■ **STATED GOAL**
Copy out the lines that have "JSON" in them.

———

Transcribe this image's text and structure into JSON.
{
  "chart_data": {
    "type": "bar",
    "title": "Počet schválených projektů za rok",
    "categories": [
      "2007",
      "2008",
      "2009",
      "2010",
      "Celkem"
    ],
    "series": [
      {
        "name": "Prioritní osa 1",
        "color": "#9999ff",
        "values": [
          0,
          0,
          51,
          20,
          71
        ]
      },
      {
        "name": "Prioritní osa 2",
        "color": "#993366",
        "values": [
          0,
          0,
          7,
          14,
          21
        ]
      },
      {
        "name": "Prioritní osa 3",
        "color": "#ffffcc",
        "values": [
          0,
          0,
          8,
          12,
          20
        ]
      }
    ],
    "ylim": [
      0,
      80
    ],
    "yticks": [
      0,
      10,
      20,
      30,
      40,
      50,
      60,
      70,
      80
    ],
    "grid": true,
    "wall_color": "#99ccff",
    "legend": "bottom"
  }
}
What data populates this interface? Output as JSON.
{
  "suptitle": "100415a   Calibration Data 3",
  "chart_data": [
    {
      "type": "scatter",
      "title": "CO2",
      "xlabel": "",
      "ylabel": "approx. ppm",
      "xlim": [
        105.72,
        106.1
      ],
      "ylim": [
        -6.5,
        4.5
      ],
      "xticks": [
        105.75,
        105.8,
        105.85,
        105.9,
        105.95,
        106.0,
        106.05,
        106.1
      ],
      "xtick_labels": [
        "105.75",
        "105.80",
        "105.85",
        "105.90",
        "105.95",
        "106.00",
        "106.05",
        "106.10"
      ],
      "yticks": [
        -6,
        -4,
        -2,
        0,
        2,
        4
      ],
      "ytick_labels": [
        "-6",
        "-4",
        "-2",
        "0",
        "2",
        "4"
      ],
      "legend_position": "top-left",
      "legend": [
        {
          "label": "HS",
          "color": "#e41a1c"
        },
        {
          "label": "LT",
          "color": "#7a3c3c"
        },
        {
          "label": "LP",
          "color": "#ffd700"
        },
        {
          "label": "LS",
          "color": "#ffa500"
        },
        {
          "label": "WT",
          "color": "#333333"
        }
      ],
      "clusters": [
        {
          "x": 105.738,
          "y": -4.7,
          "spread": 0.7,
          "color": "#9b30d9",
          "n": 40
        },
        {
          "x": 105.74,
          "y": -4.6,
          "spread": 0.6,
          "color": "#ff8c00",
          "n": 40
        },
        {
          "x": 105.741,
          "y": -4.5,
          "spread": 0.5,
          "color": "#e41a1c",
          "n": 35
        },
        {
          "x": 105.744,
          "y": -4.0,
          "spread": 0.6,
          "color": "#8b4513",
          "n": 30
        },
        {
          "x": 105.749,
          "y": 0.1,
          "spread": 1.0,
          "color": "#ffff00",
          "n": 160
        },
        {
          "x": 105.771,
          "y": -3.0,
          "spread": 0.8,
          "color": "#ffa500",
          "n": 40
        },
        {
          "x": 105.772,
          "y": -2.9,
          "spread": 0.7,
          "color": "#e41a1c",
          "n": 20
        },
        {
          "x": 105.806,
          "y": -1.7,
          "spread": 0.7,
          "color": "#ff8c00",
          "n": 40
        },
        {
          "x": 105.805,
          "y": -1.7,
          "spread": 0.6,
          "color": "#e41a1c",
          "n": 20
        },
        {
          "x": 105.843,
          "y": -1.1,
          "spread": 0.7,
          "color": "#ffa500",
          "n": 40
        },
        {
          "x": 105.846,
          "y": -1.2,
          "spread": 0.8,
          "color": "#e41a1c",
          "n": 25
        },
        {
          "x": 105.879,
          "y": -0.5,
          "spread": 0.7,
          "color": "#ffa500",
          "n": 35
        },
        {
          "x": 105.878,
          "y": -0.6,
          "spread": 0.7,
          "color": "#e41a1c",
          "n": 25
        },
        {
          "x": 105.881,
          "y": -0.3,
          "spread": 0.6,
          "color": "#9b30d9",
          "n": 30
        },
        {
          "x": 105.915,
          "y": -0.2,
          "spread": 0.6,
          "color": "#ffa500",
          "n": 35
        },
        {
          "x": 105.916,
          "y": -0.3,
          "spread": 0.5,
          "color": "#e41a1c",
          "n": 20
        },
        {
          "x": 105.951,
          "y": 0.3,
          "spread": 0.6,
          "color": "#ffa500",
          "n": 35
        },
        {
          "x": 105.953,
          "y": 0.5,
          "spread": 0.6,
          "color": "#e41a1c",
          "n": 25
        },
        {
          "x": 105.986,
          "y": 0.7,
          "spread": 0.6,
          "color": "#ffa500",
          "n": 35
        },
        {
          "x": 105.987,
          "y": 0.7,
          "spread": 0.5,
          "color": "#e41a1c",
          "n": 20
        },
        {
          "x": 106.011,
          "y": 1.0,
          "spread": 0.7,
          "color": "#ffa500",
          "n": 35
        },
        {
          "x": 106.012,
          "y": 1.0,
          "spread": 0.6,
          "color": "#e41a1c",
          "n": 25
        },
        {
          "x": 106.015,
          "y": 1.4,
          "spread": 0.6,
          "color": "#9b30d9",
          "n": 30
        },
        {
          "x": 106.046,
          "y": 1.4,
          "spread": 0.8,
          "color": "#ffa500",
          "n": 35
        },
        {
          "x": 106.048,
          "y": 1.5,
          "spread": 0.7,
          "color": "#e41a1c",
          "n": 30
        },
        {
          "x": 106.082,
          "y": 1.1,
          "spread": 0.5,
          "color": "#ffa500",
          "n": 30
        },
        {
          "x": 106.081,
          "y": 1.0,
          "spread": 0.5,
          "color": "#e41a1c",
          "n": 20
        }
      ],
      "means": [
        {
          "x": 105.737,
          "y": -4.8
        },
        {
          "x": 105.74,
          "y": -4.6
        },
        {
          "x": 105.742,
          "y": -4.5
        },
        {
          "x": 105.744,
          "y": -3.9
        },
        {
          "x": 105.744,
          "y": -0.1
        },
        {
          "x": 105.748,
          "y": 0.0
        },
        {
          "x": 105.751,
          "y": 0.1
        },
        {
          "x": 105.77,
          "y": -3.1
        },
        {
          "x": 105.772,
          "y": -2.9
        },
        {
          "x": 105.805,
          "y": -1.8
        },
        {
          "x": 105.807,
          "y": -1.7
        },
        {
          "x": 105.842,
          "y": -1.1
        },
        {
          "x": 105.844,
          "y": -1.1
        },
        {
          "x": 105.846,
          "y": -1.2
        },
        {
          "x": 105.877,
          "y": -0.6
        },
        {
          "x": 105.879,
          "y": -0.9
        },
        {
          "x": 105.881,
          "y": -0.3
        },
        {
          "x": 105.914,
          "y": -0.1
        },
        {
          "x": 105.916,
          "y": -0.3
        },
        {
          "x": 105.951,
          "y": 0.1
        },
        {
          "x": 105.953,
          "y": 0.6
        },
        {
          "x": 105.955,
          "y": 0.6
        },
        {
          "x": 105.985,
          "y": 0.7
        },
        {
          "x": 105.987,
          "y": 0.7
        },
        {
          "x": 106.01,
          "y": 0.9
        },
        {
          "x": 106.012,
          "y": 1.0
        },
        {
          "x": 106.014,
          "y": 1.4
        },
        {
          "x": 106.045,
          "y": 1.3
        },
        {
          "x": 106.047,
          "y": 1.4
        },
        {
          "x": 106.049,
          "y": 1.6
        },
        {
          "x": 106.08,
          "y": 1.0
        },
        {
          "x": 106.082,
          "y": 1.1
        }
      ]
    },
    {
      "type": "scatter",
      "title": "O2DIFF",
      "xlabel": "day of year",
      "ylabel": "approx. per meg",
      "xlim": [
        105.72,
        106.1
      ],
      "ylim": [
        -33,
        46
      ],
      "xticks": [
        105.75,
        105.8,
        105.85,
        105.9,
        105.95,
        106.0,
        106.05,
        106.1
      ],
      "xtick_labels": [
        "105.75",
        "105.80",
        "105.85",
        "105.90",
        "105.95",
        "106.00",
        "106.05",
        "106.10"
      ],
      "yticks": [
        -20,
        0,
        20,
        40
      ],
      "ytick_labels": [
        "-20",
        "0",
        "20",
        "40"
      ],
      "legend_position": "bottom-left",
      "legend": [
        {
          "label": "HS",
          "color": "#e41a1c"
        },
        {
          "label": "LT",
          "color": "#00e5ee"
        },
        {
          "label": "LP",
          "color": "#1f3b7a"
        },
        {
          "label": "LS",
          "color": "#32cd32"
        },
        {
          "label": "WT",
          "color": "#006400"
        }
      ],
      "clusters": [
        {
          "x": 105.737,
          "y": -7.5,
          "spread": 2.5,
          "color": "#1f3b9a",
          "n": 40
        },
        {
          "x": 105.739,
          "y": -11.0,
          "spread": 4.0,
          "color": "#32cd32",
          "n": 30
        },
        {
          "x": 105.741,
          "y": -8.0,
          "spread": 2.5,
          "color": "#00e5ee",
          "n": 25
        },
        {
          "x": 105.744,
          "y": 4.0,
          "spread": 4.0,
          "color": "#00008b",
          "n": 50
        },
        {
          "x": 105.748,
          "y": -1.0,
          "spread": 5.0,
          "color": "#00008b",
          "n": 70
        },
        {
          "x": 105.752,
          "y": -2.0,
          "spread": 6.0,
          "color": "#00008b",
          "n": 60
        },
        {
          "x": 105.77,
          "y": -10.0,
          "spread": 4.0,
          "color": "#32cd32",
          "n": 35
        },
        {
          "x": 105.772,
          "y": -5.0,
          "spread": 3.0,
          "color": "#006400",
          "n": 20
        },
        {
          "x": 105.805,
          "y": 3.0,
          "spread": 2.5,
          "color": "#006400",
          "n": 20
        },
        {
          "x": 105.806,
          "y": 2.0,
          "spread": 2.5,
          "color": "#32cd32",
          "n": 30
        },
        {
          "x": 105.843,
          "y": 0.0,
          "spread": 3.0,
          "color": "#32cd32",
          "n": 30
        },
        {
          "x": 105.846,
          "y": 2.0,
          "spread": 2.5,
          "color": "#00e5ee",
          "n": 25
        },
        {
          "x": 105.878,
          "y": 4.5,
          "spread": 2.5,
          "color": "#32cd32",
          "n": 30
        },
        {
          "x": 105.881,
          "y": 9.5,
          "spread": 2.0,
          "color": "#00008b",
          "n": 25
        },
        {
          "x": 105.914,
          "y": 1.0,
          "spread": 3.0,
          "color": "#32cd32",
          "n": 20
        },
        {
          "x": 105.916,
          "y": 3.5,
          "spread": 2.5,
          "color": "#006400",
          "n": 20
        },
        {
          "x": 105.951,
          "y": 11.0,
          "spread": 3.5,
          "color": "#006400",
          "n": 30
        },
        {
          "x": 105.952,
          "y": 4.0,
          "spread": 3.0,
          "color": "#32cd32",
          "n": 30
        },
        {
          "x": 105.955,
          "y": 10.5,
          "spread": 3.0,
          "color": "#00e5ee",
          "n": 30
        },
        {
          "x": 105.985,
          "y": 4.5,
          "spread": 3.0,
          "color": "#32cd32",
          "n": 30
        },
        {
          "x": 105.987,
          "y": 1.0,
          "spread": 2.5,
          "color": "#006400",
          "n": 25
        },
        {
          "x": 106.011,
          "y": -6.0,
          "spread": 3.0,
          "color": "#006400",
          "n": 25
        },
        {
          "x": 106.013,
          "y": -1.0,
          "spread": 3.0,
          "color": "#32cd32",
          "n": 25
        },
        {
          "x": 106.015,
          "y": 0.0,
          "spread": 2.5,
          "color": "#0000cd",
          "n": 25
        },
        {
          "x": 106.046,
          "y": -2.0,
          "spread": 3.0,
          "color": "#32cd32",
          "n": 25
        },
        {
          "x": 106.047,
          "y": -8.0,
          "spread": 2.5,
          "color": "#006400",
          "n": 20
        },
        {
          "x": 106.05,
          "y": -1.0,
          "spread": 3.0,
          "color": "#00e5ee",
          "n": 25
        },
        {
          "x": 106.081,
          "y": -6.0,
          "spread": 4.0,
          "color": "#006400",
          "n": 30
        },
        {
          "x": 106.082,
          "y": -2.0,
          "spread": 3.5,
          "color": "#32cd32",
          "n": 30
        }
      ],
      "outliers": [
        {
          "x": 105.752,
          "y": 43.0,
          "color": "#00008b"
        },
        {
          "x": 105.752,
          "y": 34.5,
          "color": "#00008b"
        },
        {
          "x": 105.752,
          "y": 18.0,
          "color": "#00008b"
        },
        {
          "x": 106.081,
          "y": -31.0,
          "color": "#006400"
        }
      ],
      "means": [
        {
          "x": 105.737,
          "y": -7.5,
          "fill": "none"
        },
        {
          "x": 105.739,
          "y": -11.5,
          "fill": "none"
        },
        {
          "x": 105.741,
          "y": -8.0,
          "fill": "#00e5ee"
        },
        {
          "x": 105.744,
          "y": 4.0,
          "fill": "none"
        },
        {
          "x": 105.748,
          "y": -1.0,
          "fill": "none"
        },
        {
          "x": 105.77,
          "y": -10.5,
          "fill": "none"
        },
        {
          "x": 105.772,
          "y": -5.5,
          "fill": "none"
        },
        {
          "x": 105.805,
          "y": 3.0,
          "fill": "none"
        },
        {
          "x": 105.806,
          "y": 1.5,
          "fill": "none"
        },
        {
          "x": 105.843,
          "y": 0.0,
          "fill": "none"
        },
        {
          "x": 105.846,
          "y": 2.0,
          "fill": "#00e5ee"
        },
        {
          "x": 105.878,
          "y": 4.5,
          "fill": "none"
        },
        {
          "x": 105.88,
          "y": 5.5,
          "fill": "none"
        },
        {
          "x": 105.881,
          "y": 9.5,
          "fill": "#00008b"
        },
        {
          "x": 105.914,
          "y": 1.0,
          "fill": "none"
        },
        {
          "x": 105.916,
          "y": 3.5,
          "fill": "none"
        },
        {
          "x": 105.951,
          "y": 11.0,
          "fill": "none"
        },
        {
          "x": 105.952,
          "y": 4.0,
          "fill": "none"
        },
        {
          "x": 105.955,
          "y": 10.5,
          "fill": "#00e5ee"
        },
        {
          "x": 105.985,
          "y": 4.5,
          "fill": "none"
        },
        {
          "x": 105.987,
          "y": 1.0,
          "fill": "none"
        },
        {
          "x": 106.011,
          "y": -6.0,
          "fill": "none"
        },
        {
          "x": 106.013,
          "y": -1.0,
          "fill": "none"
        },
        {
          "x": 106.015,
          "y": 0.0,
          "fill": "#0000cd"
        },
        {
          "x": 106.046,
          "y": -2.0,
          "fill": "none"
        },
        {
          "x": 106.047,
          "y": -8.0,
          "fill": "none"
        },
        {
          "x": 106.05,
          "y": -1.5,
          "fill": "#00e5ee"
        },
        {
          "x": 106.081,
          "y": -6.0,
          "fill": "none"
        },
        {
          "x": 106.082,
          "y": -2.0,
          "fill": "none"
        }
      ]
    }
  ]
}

———

■ **EXERCISE OUTPUT**
Transcribe this image's text and structure into JSON.
What data populates this interface? Output as JSON.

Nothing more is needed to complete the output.